RECORDS PROVIDED

-- Begin --

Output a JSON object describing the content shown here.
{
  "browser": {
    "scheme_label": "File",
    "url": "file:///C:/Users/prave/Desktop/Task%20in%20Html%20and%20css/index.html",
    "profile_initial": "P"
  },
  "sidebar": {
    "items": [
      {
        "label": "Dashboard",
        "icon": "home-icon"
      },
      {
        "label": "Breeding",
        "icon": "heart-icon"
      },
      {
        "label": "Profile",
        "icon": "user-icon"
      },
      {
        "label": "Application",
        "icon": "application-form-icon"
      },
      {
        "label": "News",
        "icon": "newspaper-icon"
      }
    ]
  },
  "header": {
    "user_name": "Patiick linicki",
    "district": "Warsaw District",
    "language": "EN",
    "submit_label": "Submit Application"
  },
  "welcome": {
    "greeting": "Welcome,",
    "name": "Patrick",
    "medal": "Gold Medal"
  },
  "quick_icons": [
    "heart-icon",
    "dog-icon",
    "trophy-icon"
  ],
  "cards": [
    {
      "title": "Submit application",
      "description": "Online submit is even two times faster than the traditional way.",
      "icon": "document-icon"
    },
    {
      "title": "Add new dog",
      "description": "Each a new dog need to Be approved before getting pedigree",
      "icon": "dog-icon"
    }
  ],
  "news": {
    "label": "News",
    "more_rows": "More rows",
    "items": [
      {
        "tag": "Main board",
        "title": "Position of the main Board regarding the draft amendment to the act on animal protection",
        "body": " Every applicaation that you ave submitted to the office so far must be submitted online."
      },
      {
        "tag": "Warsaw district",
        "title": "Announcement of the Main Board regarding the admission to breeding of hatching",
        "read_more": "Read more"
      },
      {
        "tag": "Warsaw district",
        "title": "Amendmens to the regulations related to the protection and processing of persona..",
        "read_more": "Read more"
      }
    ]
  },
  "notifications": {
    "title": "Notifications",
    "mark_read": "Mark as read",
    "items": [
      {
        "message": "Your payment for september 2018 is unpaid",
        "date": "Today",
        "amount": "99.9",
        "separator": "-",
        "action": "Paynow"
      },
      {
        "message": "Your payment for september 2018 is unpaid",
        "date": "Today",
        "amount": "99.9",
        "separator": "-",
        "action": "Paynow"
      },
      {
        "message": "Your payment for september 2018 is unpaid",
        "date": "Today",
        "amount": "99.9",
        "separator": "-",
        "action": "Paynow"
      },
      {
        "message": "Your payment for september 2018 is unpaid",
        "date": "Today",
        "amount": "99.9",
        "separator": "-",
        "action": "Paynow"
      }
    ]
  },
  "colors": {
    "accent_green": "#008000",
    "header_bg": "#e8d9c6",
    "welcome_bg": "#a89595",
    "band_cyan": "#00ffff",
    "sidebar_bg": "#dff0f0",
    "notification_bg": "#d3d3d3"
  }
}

-- End --

EXERCISE GOAL
Every line of the records above needs to be given again exactly.

RESPONSE TO THE TASK
Output a JSON object describing the content shown here.
{
  "browser": {
    "scheme_label": "File",
    "url": "file:///C:/Users/prave/Desktop/Task%20in%20Html%20and%20css/index.html",
    "profile_initial": "P"
  },
  "sidebar": {
    "items": [
      {
        "label": "Dashboard",
        "icon": "home-icon"
      },
      {
        "label": "Breeding",
        "icon": "heart-icon"
      },
      {
        "label": "Profile",
        "icon": "user-icon"
      },
      {
        "label": "Application",
        "icon": "application-form-icon"
      },
      {
        "label": "News",
        "icon": "newspaper-icon"
      }
    ]
  },
  "header": {
    "user_name": "Patiick linicki",
    "district": "Warsaw District",
    "language": "EN",
    "submit_label": "Submit Application"
  },
  "welcome": {
    "greeting": "Welcome,",
    "name": "Patrick",
    "medal": "Gold Medal"
  },
  "quick_icons": [
    "heart-icon",
    "dog-icon",
    "trophy-icon"
  ],
  "cards": [
    {
      "title": "Submit application",
      "description": "Online submit is even two times faster than the traditional way.",
      "icon": "document-icon"
    },
    {
      "title": "Add new dog",
      "description": "Each a new dog need to Be approved before getting pedigree",
      "icon": "dog-icon"
    }
  ],
  "news": {
    "label": "News",
    "more_rows": "More rows",
    "items": [
      {
        "tag": "Main board",
        "title": "Position of the main Board regarding the draft amendment to the act on animal protection",
        "body": " Every applicaation that you ave submitted to the office so far must be submitted online."
      },
      {
        "tag": "Warsaw district",
        "title": "Announcement of the Main Board regarding the admission to breeding of hatching",
        "read_more": "Read more"
      },
      {
        "tag": "Warsaw district",
        "title": "Amendmens to the regulations related to the protection and processing of persona..",
        "read_more": "Read more"
      }
    ]
  },
  "notifications": {
    "title": "Notifications",
    "mark_read": "Mark as read",
    "items": [
      {
        "message": "Your payment for september 2018 is unpaid",
        "date": "Today",
        "amount": "99.9",
        "separator": "-",
        "action": "Paynow"
      },
      {
        "message": "Your payment for september 2018 is unpaid",
        "date": "Today",
        "amount": "99.9",
        "separator": "-",
        "action": "Paynow"
      },
      {
        "message": "Your payment for september 2018 is unpaid",
        "date": "Today",
        "amount": "99.9",
        "separator": "-",
        "action": "Paynow"
      },
      {
        "message": "Your payment for september 2018 is unpaid",
        "date": "Today",
        "amount": "99.9",
        "separator": "-",
        "action": "Paynow"
      }
    ]
  },
  "colors": {
    "accent_green": "#008000",
    "header_bg": "#e8d9c6",
    "welcome_bg": "#a89595",
    "band_cyan": "#00ffff",
    "sidebar_bg": "#dff0f0",
    "notification_bg": "#d3d3d3"
  }
}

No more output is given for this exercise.